**What is needed:** What is needed is an exact transcription of every entry below.
—————
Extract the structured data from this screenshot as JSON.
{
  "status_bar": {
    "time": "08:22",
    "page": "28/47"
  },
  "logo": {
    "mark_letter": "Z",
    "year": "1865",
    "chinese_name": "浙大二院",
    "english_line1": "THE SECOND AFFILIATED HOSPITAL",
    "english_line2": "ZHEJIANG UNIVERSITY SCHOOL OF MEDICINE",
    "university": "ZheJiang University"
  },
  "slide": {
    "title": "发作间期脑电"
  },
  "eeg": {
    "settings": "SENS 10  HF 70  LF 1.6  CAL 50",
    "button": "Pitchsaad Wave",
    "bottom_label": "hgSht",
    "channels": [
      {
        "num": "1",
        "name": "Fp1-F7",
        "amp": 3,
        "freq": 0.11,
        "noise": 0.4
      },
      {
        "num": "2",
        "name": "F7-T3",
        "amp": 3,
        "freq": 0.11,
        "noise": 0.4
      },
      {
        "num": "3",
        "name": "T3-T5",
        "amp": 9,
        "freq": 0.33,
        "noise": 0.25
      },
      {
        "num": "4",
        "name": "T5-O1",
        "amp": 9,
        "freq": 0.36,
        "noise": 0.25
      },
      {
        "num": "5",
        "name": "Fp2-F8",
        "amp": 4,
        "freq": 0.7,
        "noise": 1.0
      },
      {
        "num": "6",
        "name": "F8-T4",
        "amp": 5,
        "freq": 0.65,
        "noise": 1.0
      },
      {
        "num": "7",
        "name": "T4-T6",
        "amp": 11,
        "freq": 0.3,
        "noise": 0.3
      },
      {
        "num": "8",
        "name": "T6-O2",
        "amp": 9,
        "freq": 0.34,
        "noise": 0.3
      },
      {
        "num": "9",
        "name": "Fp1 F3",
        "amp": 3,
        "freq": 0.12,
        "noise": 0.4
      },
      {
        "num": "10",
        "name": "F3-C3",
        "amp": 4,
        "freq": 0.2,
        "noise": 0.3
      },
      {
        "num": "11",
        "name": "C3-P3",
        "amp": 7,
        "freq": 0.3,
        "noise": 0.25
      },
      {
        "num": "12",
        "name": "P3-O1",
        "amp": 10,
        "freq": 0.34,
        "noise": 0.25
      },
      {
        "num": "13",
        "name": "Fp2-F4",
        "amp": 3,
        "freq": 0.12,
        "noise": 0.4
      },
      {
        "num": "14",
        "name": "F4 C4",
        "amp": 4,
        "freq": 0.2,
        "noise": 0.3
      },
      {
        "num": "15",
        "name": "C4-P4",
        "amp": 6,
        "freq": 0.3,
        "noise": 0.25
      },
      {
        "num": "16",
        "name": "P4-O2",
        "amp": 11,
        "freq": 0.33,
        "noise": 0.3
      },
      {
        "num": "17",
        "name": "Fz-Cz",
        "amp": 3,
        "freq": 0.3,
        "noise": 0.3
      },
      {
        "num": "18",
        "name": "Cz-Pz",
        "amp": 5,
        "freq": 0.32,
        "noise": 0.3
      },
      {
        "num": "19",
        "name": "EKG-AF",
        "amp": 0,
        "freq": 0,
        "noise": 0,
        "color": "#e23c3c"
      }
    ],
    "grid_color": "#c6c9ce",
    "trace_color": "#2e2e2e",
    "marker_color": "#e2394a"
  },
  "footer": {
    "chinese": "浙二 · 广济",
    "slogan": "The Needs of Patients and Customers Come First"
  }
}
—————
**Exercise response:**
Extract the structured data from this screenshot as JSON.
{
  "status_bar": {
    "time": "08:22",
    "page": "28/47"
  },
  "logo": {
    "mark_letter": "Z",
    "year": "1865",
    "chinese_name": "浙大二院",
    "english_line1": "THE SECOND AFFILIATED HOSPITAL",
    "english_line2": "ZHEJIANG UNIVERSITY SCHOOL OF MEDICINE",
    "university": "ZheJiang University"
  },
  "slide": {
    "title": "发作间期脑电"
  },
  "eeg": {
    "settings": "SENS 10  HF 70  LF 1.6  CAL 50",
    "button": "Pitchsaad Wave",
    "bottom_label": "hgSht",
    "channels": [
      {
        "num": "1",
        "name": "Fp1-F7",
        "amp": 3,
        "freq": 0.11,
        "noise": 0.4
      },
      {
        "num": "2",
        "name": "F7-T3",
        "amp": 3,
        "freq": 0.11,
        "noise": 0.4
      },
      {
        "num": "3",
        "name": "T3-T5",
        "amp": 9,
        "freq": 0.33,
        "noise": 0.25
      },
      {
        "num": "4",
        "name": "T5-O1",
        "amp": 9,
        "freq": 0.36,
        "noise": 0.25
      },
      {
        "num": "5",
        "name": "Fp2-F8",
        "amp": 4,
        "freq": 0.7,
        "noise": 1.0
      },
      {
        "num": "6",
        "name": "F8-T4",
        "amp": 5,
        "freq": 0.65,
        "noise": 1.0
      },
      {
        "num": "7",
        "name": "T4-T6",
        "amp": 11,
        "freq": 0.3,
        "noise": 0.3
      },
      {
        "num": "8",
        "name": "T6-O2",
        "amp": 9,
        "freq": 0.34,
        "noise": 0.3
      },
      {
        "num": "9",
        "name": "Fp1 F3",
        "amp": 3,
        "freq": 0.12,
        "noise": 0.4
      },
      {
        "num": "10",
        "name": "F3-C3",
        "amp": 4,
        "freq": 0.2,
        "noise": 0.3
      },
      {
        "num": "11",
        "name": "C3-P3",
        "amp": 7,
        "freq": 0.3,
        "noise": 0.25
      },
      {
        "num": "12",
        "name": "P3-O1",
        "amp": 10,
        "freq": 0.34,
        "noise": 0.25
      },
      {
        "num": "13",
        "name": "Fp2-F4",
        "amp": 3,
        "freq": 0.12,
        "noise": 0.4
      },
      {
        "num": "14",
        "name": "F4 C4",
        "amp": 4,
        "freq": 0.2,
        "noise": 0.3
      },
      {
        "num": "15",
        "name": "C4-P4",
        "amp": 6,
        "freq": 0.3,
        "noise": 0.25
      },
      {
        "num": "16",
        "name": "P4-O2",
        "amp": 11,
        "freq": 0.33,
        "noise": 0.3
      },
      {
        "num": "17",
        "name": "Fz-Cz",
        "amp": 3,
        "freq": 0.3,
        "noise": 0.3
      },
      {
        "num": "18",
        "name": "Cz-Pz",
        "amp": 5,
        "freq": 0.32,
        "noise": 0.3
      },
      {
        "num": "19",
        "name": "EKG-AF",
        "amp": 0,
        "freq": 0,
        "noise": 0,
        "color": "#e23c3c"
      }
    ],
    "grid_color": "#c6c9ce",
    "trace_color": "#2e2e2e",
    "marker_color": "#e2394a"
  },
  "footer": {
    "chinese": "浙二 · 广济",
    "slogan": "The Needs of Patients and Customers Come First"
  }
}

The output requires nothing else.